■ AIM ■
Copy every one of the rows below word for word.

■ MATERIAL TO PROCESS ■
^^^^^^^^
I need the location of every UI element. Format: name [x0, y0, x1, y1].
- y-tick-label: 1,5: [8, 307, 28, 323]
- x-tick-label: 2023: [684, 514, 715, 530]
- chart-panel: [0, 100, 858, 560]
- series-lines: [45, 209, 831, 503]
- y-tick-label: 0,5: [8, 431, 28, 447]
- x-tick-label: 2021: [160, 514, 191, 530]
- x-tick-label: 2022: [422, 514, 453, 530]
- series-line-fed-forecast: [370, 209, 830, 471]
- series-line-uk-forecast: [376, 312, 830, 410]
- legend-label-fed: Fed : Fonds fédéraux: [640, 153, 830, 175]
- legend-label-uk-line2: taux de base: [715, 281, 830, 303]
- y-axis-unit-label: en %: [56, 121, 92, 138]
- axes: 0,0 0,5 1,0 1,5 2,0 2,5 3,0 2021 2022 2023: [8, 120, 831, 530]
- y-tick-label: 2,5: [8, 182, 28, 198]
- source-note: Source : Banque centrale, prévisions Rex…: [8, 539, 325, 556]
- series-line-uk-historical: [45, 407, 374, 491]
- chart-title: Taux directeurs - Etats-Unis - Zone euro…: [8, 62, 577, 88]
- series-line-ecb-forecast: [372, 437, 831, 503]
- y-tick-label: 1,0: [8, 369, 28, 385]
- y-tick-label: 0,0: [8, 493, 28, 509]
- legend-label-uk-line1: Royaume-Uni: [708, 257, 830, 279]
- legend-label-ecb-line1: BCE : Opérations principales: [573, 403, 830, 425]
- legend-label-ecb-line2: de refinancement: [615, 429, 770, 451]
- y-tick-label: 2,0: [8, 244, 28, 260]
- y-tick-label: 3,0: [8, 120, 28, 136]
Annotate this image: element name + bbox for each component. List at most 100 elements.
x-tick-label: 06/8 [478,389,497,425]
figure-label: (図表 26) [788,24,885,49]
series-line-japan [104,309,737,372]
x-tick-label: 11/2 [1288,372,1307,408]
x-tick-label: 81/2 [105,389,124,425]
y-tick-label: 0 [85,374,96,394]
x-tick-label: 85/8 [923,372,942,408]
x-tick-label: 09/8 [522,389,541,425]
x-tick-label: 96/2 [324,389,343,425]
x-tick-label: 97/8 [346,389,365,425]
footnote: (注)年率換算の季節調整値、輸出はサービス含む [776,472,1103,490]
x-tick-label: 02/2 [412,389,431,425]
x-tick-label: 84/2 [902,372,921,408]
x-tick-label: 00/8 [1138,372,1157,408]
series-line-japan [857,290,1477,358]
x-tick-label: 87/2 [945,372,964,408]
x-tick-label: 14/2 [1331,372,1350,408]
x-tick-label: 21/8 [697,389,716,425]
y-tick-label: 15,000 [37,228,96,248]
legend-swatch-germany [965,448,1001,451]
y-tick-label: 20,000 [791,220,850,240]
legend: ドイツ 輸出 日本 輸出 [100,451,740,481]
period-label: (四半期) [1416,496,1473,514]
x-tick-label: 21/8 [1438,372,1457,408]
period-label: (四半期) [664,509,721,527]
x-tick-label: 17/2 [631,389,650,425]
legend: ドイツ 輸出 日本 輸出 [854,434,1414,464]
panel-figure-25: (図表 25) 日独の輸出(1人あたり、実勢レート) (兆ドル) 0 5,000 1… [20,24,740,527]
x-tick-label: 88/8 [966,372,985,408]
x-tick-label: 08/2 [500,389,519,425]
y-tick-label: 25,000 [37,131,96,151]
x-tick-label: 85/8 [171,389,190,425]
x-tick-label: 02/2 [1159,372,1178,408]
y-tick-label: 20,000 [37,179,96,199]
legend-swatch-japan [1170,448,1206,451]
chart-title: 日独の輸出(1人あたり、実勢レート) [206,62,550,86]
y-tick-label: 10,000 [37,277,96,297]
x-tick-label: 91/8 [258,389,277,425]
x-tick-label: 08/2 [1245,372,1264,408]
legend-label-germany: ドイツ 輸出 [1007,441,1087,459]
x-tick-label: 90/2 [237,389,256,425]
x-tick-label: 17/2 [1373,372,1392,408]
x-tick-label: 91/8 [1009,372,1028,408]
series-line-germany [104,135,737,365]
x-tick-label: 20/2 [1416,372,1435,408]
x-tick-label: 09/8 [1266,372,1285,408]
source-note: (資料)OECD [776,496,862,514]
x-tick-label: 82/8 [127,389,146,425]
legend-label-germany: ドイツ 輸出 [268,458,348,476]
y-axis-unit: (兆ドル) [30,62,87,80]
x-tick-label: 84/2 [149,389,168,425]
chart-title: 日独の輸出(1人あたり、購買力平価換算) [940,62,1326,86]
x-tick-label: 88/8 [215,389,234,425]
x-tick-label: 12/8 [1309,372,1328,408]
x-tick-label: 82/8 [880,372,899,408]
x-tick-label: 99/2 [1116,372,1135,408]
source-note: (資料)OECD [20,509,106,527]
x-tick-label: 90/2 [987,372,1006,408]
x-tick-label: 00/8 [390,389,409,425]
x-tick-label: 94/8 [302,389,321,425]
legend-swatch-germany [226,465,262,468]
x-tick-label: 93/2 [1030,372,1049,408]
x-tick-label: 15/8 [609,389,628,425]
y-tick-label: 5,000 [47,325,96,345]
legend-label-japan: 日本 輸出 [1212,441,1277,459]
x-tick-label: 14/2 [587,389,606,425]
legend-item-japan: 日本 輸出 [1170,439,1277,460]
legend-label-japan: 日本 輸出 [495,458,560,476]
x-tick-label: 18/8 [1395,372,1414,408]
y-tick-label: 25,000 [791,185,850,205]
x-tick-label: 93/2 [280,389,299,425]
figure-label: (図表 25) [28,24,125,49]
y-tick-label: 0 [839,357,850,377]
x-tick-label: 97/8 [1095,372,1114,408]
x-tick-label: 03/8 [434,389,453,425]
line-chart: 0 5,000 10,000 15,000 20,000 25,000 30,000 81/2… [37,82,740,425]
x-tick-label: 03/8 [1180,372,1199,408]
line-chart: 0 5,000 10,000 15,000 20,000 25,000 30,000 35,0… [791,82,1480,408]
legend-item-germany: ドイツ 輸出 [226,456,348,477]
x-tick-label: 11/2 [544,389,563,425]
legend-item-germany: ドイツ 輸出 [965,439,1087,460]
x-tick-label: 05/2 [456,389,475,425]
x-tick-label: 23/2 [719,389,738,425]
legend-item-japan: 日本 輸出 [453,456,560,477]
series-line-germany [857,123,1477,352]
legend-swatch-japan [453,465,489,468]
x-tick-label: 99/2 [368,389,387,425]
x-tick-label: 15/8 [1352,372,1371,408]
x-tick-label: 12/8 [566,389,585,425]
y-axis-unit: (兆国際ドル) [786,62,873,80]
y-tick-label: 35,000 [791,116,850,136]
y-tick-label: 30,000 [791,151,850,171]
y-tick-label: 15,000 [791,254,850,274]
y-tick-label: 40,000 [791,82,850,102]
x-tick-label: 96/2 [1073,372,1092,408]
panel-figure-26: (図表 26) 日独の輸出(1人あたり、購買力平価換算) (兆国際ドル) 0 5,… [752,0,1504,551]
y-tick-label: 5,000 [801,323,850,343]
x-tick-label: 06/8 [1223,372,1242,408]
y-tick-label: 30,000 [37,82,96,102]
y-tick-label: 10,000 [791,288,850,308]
^^^^^^^^
■ ANSWER TO THIS EXERCISE ■
I need the location of every UI element. Format: name [x0, y0, x1, y1].
- y-tick-label: 1,5: [8, 307, 28, 323]
- x-tick-label: 2023: [684, 514, 715, 530]
- chart-panel: [0, 100, 858, 560]
- series-lines: [45, 209, 831, 503]
- y-tick-label: 0,5: [8, 431, 28, 447]
- x-tick-label: 2021: [160, 514, 191, 530]
- x-tick-label: 2022: [422, 514, 453, 530]
- series-line-fed-forecast: [370, 209, 830, 471]
- series-line-uk-forecast: [376, 312, 830, 410]
- legend-label-fed: Fed : Fonds fédéraux: [640, 153, 830, 175]
- legend-label-uk-line2: taux de base: [715, 281, 830, 303]
- y-axis-unit-label: en %: [56, 121, 92, 138]
- axes: 0,0 0,5 1,0 1,5 2,0 2,5 3,0 2021 2022 2023: [8, 120, 831, 530]
- y-tick-label: 2,5: [8, 182, 28, 198]
- source-note: Source : Banque centrale, prévisions Rex…: [8, 539, 325, 556]
- series-line-uk-historical: [45, 407, 374, 491]
- chart-title: Taux directeurs - Etats-Unis - Zone euro…: [8, 62, 577, 88]
- series-line-ecb-forecast: [372, 437, 831, 503]
- y-tick-label: 1,0: [8, 369, 28, 385]
- y-tick-label: 0,0: [8, 493, 28, 509]
- legend-label-uk-line1: Royaume-Uni: [708, 257, 830, 279]
- legend-label-ecb-line1: BCE : Opérations principales: [573, 403, 830, 425]
- legend-label-ecb-line2: de refinancement: [615, 429, 770, 451]
- y-tick-label: 2,0: [8, 244, 28, 260]
- y-tick-label: 3,0: [8, 120, 28, 136]
Annotate this image: element name + bbox for each component. List at most 100 elements.
x-tick-label: 06/8 [478,389,497,425]
figure-label: (図表 26) [788,24,885,49]
series-line-japan [104,309,737,372]
x-tick-label: 11/2 [1288,372,1307,408]
x-tick-label: 81/2 [105,389,124,425]
y-tick-label: 0 [85,374,96,394]
x-tick-label: 85/8 [923,372,942,408]
x-tick-label: 09/8 [522,389,541,425]
x-tick-label: 96/2 [324,389,343,425]
x-tick-label: 97/8 [346,389,365,425]
footnote: (注)年率換算の季節調整値、輸出はサービス含む [776,472,1103,490]
x-tick-label: 02/2 [412,389,431,425]
x-tick-label: 84/2 [902,372,921,408]
x-tick-label: 00/8 [1138,372,1157,408]
series-line-japan [857,290,1477,358]
x-tick-label: 87/2 [945,372,964,408]
x-tick-label: 14/2 [1331,372,1350,408]
x-tick-label: 21/8 [697,389,716,425]
y-tick-label: 15,000 [37,228,96,248]
legend-swatch-germany [965,448,1001,451]
y-tick-label: 20,000 [791,220,850,240]
legend: ドイツ 輸出 日本 輸出 [100,451,740,481]
period-label: (四半期) [1416,496,1473,514]
x-tick-label: 21/8 [1438,372,1457,408]
period-label: (四半期) [664,509,721,527]
x-tick-label: 17/2 [631,389,650,425]
legend: ドイツ 輸出 日本 輸出 [854,434,1414,464]
panel-figure-25: (図表 25) 日独の輸出(1人あたり、実勢レート) (兆ドル) 0 5,000 1… [20,24,740,527]
x-tick-label: 88/8 [966,372,985,408]
x-tick-label: 08/2 [500,389,519,425]
y-tick-label: 25,000 [37,131,96,151]
x-tick-label: 85/8 [171,389,190,425]
x-tick-label: 02/2 [1159,372,1178,408]
y-tick-label: 20,000 [37,179,96,199]
legend-swatch-japan [1170,448,1206,451]
chart-title: 日独の輸出(1人あたり、実勢レート) [206,62,550,86]
y-tick-label: 10,000 [37,277,96,297]
x-tick-label: 91/8 [258,389,277,425]
x-tick-label: 08/2 [1245,372,1264,408]
legend-label-germany: ドイツ 輸出 [1007,441,1087,459]
x-tick-label: 90/2 [237,389,256,425]
x-tick-label: 17/2 [1373,372,1392,408]
x-tick-label: 91/8 [1009,372,1028,408]
series-line-germany [104,135,737,365]
x-tick-label: 20/2 [1416,372,1435,408]
x-tick-label: 09/8 [1266,372,1285,408]
source-note: (資料)OECD [776,496,862,514]
x-tick-label: 82/8 [127,389,146,425]
legend-label-germany: ドイツ 輸出 [268,458,348,476]
y-axis-unit: (兆ドル) [30,62,87,80]
x-tick-label: 84/2 [149,389,168,425]
chart-title: 日独の輸出(1人あたり、購買力平価換算) [940,62,1326,86]
x-tick-label: 88/8 [215,389,234,425]
x-tick-label: 12/8 [1309,372,1328,408]
x-tick-label: 82/8 [880,372,899,408]
x-tick-label: 99/2 [1116,372,1135,408]
source-note: (資料)OECD [20,509,106,527]
x-tick-label: 90/2 [987,372,1006,408]
x-tick-label: 00/8 [390,389,409,425]
x-tick-label: 94/8 [302,389,321,425]
legend-swatch-germany [226,465,262,468]
x-tick-label: 93/2 [1030,372,1049,408]
x-tick-label: 15/8 [609,389,628,425]
y-tick-label: 5,000 [47,325,96,345]
legend-label-japan: 日本 輸出 [1212,441,1277,459]
x-tick-label: 14/2 [587,389,606,425]
legend-item-japan: 日本 輸出 [1170,439,1277,460]
legend-label-japan: 日本 輸出 [495,458,560,476]
x-tick-label: 18/8 [1395,372,1414,408]
y-tick-label: 25,000 [791,185,850,205]
x-tick-label: 93/2 [280,389,299,425]
figure-label: (図表 25) [28,24,125,49]
y-tick-label: 0 [839,357,850,377]
x-tick-label: 97/8 [1095,372,1114,408]
x-tick-label: 03/8 [434,389,453,425]
line-chart: 0 5,000 10,000 15,000 20,000 25,000 30,000 81/2… [37,82,740,425]
x-tick-label: 03/8 [1180,372,1199,408]
line-chart: 0 5,000 10,000 15,000 20,000 25,000 30,000 35,0… [791,82,1480,408]
legend-item-germany: ドイツ 輸出 [226,456,348,477]
x-tick-label: 11/2 [544,389,563,425]
legend-item-germany: ドイツ 輸出 [965,439,1087,460]
x-tick-label: 05/2 [456,389,475,425]
x-tick-label: 23/2 [719,389,738,425]
legend-item-japan: 日本 輸出 [453,456,560,477]
series-line-germany [857,123,1477,352]
legend-swatch-japan [453,465,489,468]
x-tick-label: 99/2 [368,389,387,425]
x-tick-label: 15/8 [1352,372,1371,408]
x-tick-label: 12/8 [566,389,585,425]
y-axis-unit: (兆国際ドル) [786,62,873,80]
y-tick-label: 35,000 [791,116,850,136]
y-tick-label: 30,000 [791,151,850,171]
y-tick-label: 15,000 [791,254,850,274]
y-tick-label: 40,000 [791,82,850,102]
x-tick-label: 96/2 [1073,372,1092,408]
panel-figure-26: (図表 26) 日独の輸出(1人あたり、購買力平価換算) (兆国際ドル) 0 5,… [752,0,1504,551]
y-tick-label: 5,000 [801,323,850,343]
x-tick-label: 06/8 [1223,372,1242,408]
y-tick-label: 30,000 [37,82,96,102]
y-tick-label: 10,000 [791,288,850,308]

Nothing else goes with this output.